> _Stated exercise_
Copy all of the material word for word, except for the pictures.

>> Begin

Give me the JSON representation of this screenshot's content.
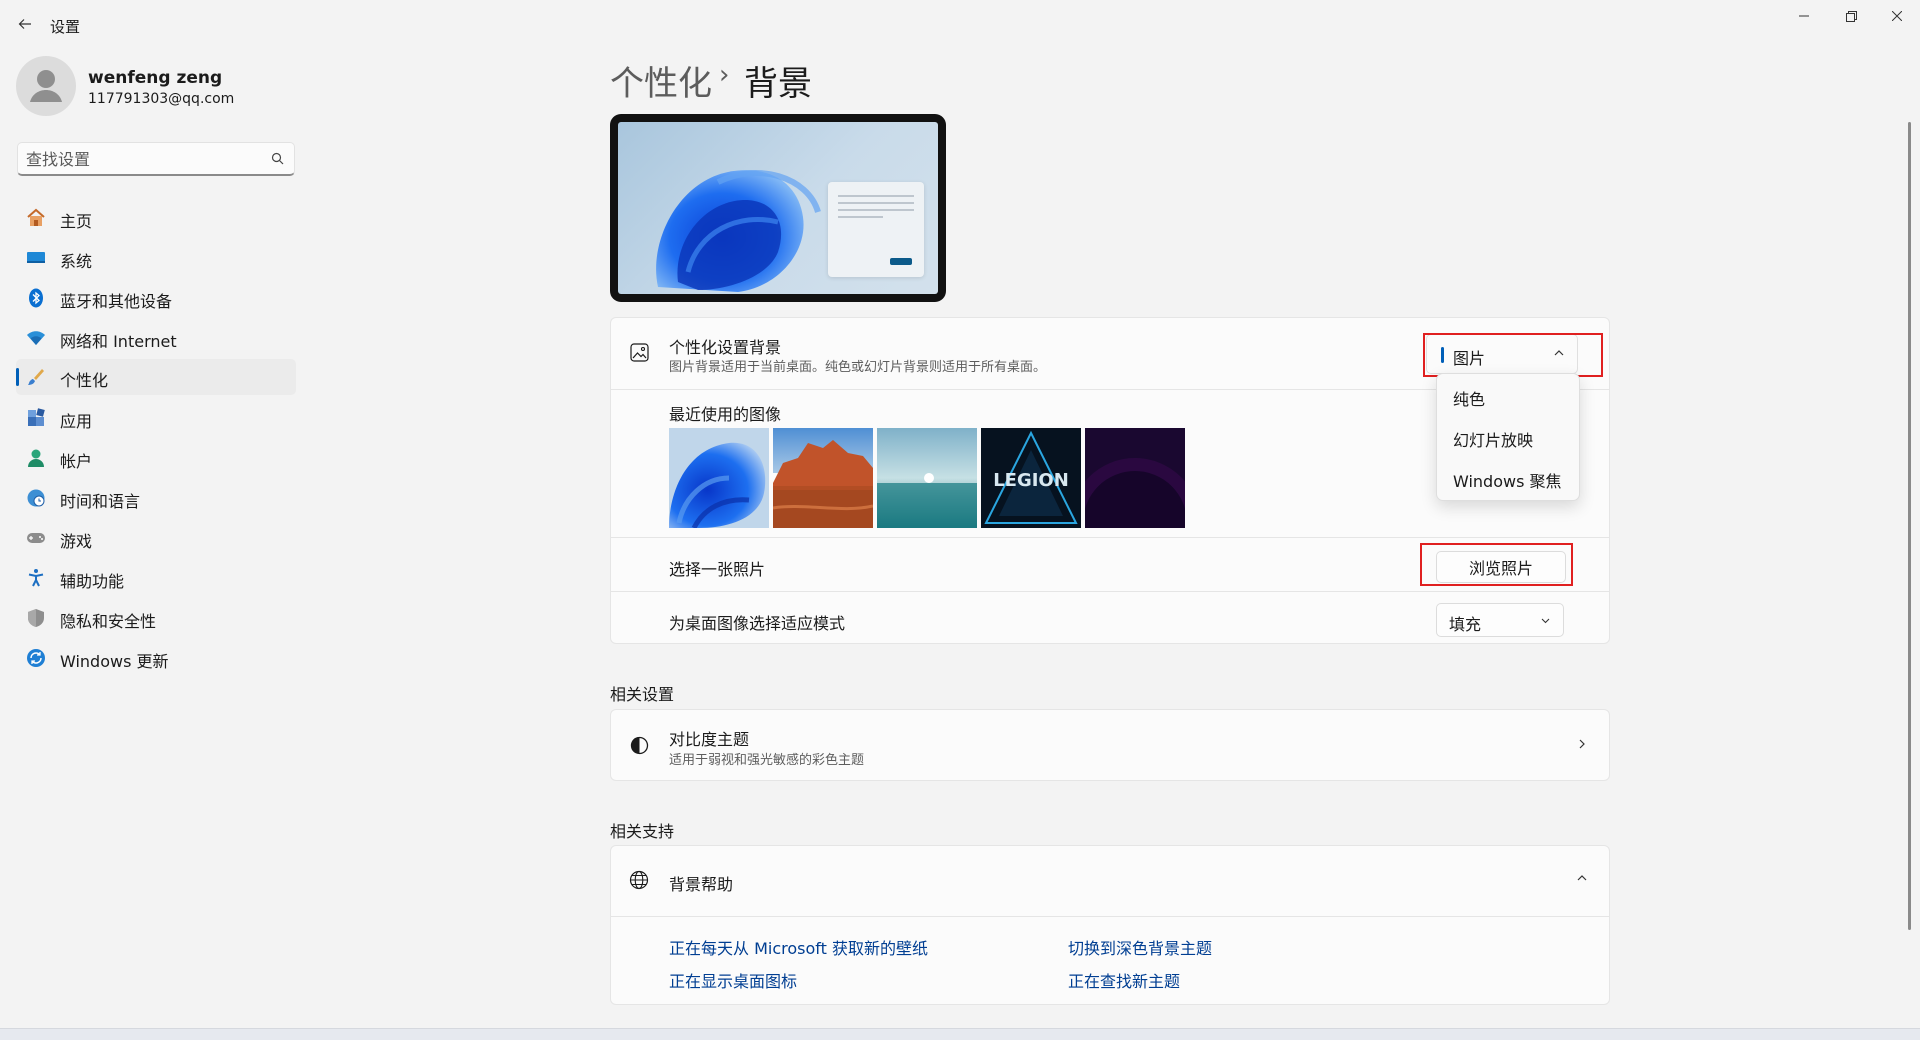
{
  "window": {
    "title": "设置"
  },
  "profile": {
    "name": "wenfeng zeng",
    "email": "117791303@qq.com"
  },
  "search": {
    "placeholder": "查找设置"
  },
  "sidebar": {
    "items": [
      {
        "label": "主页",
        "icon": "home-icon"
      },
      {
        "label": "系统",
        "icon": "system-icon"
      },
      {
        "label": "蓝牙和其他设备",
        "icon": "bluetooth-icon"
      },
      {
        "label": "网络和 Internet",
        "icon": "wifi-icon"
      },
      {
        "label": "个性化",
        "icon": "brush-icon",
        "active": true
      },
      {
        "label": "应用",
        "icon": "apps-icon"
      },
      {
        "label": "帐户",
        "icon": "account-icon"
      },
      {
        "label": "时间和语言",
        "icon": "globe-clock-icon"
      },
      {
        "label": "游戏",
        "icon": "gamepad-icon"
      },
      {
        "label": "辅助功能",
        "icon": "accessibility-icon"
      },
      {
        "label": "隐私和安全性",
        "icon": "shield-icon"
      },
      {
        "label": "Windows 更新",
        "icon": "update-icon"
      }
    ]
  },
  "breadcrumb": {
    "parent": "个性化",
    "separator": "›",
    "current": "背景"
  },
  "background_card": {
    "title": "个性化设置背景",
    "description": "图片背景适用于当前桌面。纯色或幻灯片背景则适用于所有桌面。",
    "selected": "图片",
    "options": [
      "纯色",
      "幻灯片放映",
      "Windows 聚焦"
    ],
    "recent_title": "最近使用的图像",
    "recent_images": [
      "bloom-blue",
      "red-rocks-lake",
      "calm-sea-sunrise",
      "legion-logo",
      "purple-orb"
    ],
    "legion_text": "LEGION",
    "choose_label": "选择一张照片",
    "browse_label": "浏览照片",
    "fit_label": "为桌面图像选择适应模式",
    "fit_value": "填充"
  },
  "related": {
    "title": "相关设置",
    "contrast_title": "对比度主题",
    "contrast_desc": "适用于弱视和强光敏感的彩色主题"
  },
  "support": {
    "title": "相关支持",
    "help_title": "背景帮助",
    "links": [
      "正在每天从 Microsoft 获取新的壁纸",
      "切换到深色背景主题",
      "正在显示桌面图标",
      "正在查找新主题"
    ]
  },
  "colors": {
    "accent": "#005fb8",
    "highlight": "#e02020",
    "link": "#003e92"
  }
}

>> End

> _In response_
Give me the JSON representation of this screenshot's content.
{
  "window": {
    "title": "设置"
  },
  "profile": {
    "name": "wenfeng zeng",
    "email": "117791303@qq.com"
  },
  "search": {
    "placeholder": "查找设置"
  },
  "sidebar": {
    "items": [
      {
        "label": "主页",
        "icon": "home-icon"
      },
      {
        "label": "系统",
        "icon": "system-icon"
      },
      {
        "label": "蓝牙和其他设备",
        "icon": "bluetooth-icon"
      },
      {
        "label": "网络和 Internet",
        "icon": "wifi-icon"
      },
      {
        "label": "个性化",
        "icon": "brush-icon",
        "active": true
      },
      {
        "label": "应用",
        "icon": "apps-icon"
      },
      {
        "label": "帐户",
        "icon": "account-icon"
      },
      {
        "label": "时间和语言",
        "icon": "globe-clock-icon"
      },
      {
        "label": "游戏",
        "icon": "gamepad-icon"
      },
      {
        "label": "辅助功能",
        "icon": "accessibility-icon"
      },
      {
        "label": "隐私和安全性",
        "icon": "shield-icon"
      },
      {
        "label": "Windows 更新",
        "icon": "update-icon"
      }
    ]
  },
  "breadcrumb": {
    "parent": "个性化",
    "separator": "›",
    "current": "背景"
  },
  "background_card": {
    "title": "个性化设置背景",
    "description": "图片背景适用于当前桌面。纯色或幻灯片背景则适用于所有桌面。",
    "selected": "图片",
    "options": [
      "纯色",
      "幻灯片放映",
      "Windows 聚焦"
    ],
    "recent_title": "最近使用的图像",
    "recent_images": [
      "bloom-blue",
      "red-rocks-lake",
      "calm-sea-sunrise",
      "legion-logo",
      "purple-orb"
    ],
    "legion_text": "LEGION",
    "choose_label": "选择一张照片",
    "browse_label": "浏览照片",
    "fit_label": "为桌面图像选择适应模式",
    "fit_value": "填充"
  },
  "related": {
    "title": "相关设置",
    "contrast_title": "对比度主题",
    "contrast_desc": "适用于弱视和强光敏感的彩色主题"
  },
  "support": {
    "title": "相关支持",
    "help_title": "背景帮助",
    "links": [
      "正在每天从 Microsoft 获取新的壁纸",
      "切换到深色背景主题",
      "正在显示桌面图标",
      "正在查找新主题"
    ]
  },
  "colors": {
    "accent": "#005fb8",
    "highlight": "#e02020",
    "link": "#003e92"
  }
}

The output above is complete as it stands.